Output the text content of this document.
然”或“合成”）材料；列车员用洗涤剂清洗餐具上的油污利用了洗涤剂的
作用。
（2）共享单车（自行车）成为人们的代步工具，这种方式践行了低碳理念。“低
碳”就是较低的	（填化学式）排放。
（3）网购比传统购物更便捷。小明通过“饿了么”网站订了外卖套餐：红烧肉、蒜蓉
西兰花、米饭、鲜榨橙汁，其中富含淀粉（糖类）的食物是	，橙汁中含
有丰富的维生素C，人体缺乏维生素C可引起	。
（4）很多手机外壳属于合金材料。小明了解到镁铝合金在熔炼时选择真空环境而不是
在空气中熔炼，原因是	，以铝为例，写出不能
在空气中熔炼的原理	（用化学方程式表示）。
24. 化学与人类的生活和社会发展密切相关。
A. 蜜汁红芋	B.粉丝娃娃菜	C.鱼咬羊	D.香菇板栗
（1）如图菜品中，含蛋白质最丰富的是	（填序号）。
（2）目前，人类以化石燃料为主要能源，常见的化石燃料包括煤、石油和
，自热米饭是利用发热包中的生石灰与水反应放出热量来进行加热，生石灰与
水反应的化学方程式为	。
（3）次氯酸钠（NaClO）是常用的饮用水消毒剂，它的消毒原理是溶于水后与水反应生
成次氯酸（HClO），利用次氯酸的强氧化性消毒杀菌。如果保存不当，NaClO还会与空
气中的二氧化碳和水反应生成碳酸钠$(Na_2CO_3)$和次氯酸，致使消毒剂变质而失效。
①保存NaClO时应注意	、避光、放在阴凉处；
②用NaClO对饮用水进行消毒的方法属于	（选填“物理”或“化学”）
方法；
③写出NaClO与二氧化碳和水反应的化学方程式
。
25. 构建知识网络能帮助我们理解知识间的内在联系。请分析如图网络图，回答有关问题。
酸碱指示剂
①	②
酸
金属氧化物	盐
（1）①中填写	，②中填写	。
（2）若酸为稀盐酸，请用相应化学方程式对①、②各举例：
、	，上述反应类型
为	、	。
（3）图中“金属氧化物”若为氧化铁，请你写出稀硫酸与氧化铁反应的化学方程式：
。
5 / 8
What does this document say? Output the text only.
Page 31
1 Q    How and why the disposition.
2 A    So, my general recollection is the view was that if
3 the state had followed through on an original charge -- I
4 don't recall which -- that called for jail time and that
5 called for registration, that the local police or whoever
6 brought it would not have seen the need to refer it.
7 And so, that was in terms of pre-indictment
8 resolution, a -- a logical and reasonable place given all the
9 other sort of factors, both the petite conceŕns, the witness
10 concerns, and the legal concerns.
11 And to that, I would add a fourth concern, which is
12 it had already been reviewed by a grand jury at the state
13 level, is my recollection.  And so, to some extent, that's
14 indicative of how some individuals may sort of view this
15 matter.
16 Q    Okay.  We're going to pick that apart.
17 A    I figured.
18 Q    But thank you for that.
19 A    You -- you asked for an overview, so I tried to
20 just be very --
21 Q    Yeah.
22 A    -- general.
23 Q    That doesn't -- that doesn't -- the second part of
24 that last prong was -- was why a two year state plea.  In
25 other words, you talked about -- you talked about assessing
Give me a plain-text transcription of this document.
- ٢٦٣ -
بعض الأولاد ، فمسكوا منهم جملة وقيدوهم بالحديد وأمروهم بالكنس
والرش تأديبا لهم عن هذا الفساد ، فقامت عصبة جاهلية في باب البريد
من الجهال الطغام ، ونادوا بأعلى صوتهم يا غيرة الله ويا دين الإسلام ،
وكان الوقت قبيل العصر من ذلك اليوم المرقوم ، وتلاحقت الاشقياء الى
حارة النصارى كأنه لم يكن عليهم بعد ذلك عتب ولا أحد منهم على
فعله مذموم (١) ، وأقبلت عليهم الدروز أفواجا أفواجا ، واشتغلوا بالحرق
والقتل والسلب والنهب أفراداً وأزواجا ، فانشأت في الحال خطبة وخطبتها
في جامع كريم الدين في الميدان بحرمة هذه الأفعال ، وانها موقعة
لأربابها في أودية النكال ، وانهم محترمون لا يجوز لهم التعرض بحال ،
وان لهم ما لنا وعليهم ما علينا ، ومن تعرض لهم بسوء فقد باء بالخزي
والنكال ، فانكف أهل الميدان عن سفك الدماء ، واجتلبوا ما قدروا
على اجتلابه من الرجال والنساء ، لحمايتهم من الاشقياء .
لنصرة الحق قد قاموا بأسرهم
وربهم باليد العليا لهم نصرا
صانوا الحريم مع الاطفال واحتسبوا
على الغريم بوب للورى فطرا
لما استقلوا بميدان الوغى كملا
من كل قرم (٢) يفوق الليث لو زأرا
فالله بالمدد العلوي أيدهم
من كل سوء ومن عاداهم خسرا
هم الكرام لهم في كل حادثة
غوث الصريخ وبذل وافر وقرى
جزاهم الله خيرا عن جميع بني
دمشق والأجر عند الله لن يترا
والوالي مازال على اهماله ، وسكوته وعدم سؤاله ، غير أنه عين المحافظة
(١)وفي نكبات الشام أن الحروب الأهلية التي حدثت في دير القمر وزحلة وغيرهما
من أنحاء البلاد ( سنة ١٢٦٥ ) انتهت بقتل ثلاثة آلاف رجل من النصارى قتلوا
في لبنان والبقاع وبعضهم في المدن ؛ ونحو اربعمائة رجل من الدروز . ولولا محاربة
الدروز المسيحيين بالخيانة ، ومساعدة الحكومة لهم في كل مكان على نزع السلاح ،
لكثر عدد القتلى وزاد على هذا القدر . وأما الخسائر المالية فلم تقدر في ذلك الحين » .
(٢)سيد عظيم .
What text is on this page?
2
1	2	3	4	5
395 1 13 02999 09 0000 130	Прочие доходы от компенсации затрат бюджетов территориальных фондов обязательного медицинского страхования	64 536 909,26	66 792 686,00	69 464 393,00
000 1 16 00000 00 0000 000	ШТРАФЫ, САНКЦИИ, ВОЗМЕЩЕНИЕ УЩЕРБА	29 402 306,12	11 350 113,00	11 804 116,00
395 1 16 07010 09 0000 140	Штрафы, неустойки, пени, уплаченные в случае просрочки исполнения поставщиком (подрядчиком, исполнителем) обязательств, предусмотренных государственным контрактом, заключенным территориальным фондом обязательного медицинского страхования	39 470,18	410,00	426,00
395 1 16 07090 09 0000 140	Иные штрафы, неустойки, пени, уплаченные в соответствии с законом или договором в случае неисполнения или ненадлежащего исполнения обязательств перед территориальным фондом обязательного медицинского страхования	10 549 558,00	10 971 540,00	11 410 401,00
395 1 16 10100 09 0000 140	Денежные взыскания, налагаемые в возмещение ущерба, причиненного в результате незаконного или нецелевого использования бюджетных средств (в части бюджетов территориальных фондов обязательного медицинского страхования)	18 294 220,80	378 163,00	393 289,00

* * *

## What the task requires
Return every line of the material exactly.

## Problem solution
Output the text content of this document.
然”或“合成”）材料；列车员用洗涤剂清洗餐具上的油污利用了洗涤剂的
作用。
（2）共享单车（自行车）成为人们的代步工具，这种方式践行了低碳理念。“低
碳”就是较低的	（填化学式）排放。
（3）网购比传统购物更便捷。小明通过“饿了么”网站订了外卖套餐：红烧肉、蒜蓉
西兰花、米饭、鲜榨橙汁，其中富含淀粉（糖类）的食物是	，橙汁中含
有丰富的维生素C，人体缺乏维生素C可引起	。
（4）很多手机外壳属于合金材料。小明了解到镁铝合金在熔炼时选择真空环境而不是
在空气中熔炼，原因是	，以铝为例，写出不能
在空气中熔炼的原理	（用化学方程式表示）。
24. 化学与人类的生活和社会发展密切相关。
A. 蜜汁红芋	B.粉丝娃娃菜	C.鱼咬羊	D.香菇板栗
（1）如图菜品中，含蛋白质最丰富的是	（填序号）。
（2）目前，人类以化石燃料为主要能源，常见的化石燃料包括煤、石油和
，自热米饭是利用发热包中的生石灰与水反应放出热量来进行加热，生石灰与
水反应的化学方程式为	。
（3）次氯酸钠（NaClO）是常用的饮用水消毒剂，它的消毒原理是溶于水后与水反应生
成次氯酸（HClO），利用次氯酸的强氧化性消毒杀菌。如果保存不当，NaClO还会与空
气中的二氧化碳和水反应生成碳酸钠$(Na_2CO_3)$和次氯酸，致使消毒剂变质而失效。
①保存NaClO时应注意	、避光、放在阴凉处；
②用NaClO对饮用水进行消毒的方法属于	（选填“物理”或“化学”）
方法；
③写出NaClO与二氧化碳和水反应的化学方程式
。
25. 构建知识网络能帮助我们理解知识间的内在联系。请分析如图网络图，回答有关问题。
酸碱指示剂
①	②
酸
金属氧化物	盐
（1）①中填写	，②中填写	。
（2）若酸为稀盐酸，请用相应化学方程式对①、②各举例：
、	，上述反应类型
为	、	。
（3）图中“金属氧化物”若为氧化铁，请你写出稀硫酸与氧化铁反应的化学方程式：
。
5 / 8
What does this document say? Output the text only.
Page 31
1 Q    How and why the disposition.
2 A    So, my general recollection is the view was that if
3 the state had followed through on an original charge -- I
4 don't recall which -- that called for jail time and that
5 called for registration, that the local police or whoever
6 brought it would not have seen the need to refer it.
7 And so, that was in terms of pre-indictment
8 resolution, a -- a logical and reasonable place given all the
9 other sort of factors, both the petite conceŕns, the witness
10 concerns, and the legal concerns.
11 And to that, I would add a fourth concern, which is
12 it had already been reviewed by a grand jury at the state
13 level, is my recollection.  And so, to some extent, that's
14 indicative of how some individuals may sort of view this
15 matter.
16 Q    Okay.  We're going to pick that apart.
17 A    I figured.
18 Q    But thank you for that.
19 A    You -- you asked for an overview, so I tried to
20 just be very --
21 Q    Yeah.
22 A    -- general.
23 Q    That doesn't -- that doesn't -- the second part of
24 that last prong was -- was why a two year state plea.  In
25 other words, you talked about -- you talked about assessing
Give me a plain-text transcription of this document.
- ٢٦٣ -
بعض الأولاد ، فمسكوا منهم جملة وقيدوهم بالحديد وأمروهم بالكنس
والرش تأديبا لهم عن هذا الفساد ، فقامت عصبة جاهلية في باب البريد
من الجهال الطغام ، ونادوا بأعلى صوتهم يا غيرة الله ويا دين الإسلام ،
وكان الوقت قبيل العصر من ذلك اليوم المرقوم ، وتلاحقت الاشقياء الى
حارة النصارى كأنه لم يكن عليهم بعد ذلك عتب ولا أحد منهم على
فعله مذموم (١) ، وأقبلت عليهم الدروز أفواجا أفواجا ، واشتغلوا بالحرق
والقتل والسلب والنهب أفراداً وأزواجا ، فانشأت في الحال خطبة وخطبتها
في جامع كريم الدين في الميدان بحرمة هذه الأفعال ، وانها موقعة
لأربابها في أودية النكال ، وانهم محترمون لا يجوز لهم التعرض بحال ،
وان لهم ما لنا وعليهم ما علينا ، ومن تعرض لهم بسوء فقد باء بالخزي
والنكال ، فانكف أهل الميدان عن سفك الدماء ، واجتلبوا ما قدروا
على اجتلابه من الرجال والنساء ، لحمايتهم من الاشقياء .
لنصرة الحق قد قاموا بأسرهم
وربهم باليد العليا لهم نصرا
صانوا الحريم مع الاطفال واحتسبوا
على الغريم بوب للورى فطرا
لما استقلوا بميدان الوغى كملا
من كل قرم (٢) يفوق الليث لو زأرا
فالله بالمدد العلوي أيدهم
من كل سوء ومن عاداهم خسرا
هم الكرام لهم في كل حادثة
غوث الصريخ وبذل وافر وقرى
جزاهم الله خيرا عن جميع بني
دمشق والأجر عند الله لن يترا
والوالي مازال على اهماله ، وسكوته وعدم سؤاله ، غير أنه عين المحافظة
(١)وفي نكبات الشام أن الحروب الأهلية التي حدثت في دير القمر وزحلة وغيرهما
من أنحاء البلاد ( سنة ١٢٦٥ ) انتهت بقتل ثلاثة آلاف رجل من النصارى قتلوا
في لبنان والبقاع وبعضهم في المدن ؛ ونحو اربعمائة رجل من الدروز . ولولا محاربة
الدروز المسيحيين بالخيانة ، ومساعدة الحكومة لهم في كل مكان على نزع السلاح ،
لكثر عدد القتلى وزاد على هذا القدر . وأما الخسائر المالية فلم تقدر في ذلك الحين » .
(٢)سيد عظيم .
What text is on this page?
2
1	2	3	4	5
395 1 13 02999 09 0000 130	Прочие доходы от компенсации затрат бюджетов территориальных фондов обязательного медицинского страхования	64 536 909,26	66 792 686,00	69 464 393,00
000 1 16 00000 00 0000 000	ШТРАФЫ, САНКЦИИ, ВОЗМЕЩЕНИЕ УЩЕРБА	29 402 306,12	11 350 113,00	11 804 116,00
395 1 16 07010 09 0000 140	Штрафы, неустойки, пени, уплаченные в случае просрочки исполнения поставщиком (подрядчиком, исполнителем) обязательств, предусмотренных государственным контрактом, заключенным территориальным фондом обязательного медицинского страхования	39 470,18	410,00	426,00
395 1 16 07090 09 0000 140	Иные штрафы, неустойки, пени, уплаченные в соответствии с законом или договором в случае неисполнения или ненадлежащего исполнения обязательств перед территориальным фондом обязательного медицинского страхования	10 549 558,00	10 971 540,00	11 410 401,00
395 1 16 10100 09 0000 140	Денежные взыскания, налагаемые в возмещение ущерба, причиненного в результате незаконного или нецелевого использования бюджетных средств (в части бюджетов территориальных фондов обязательного медицинского страхования)	18 294 220,80	378 163,00	393 289,00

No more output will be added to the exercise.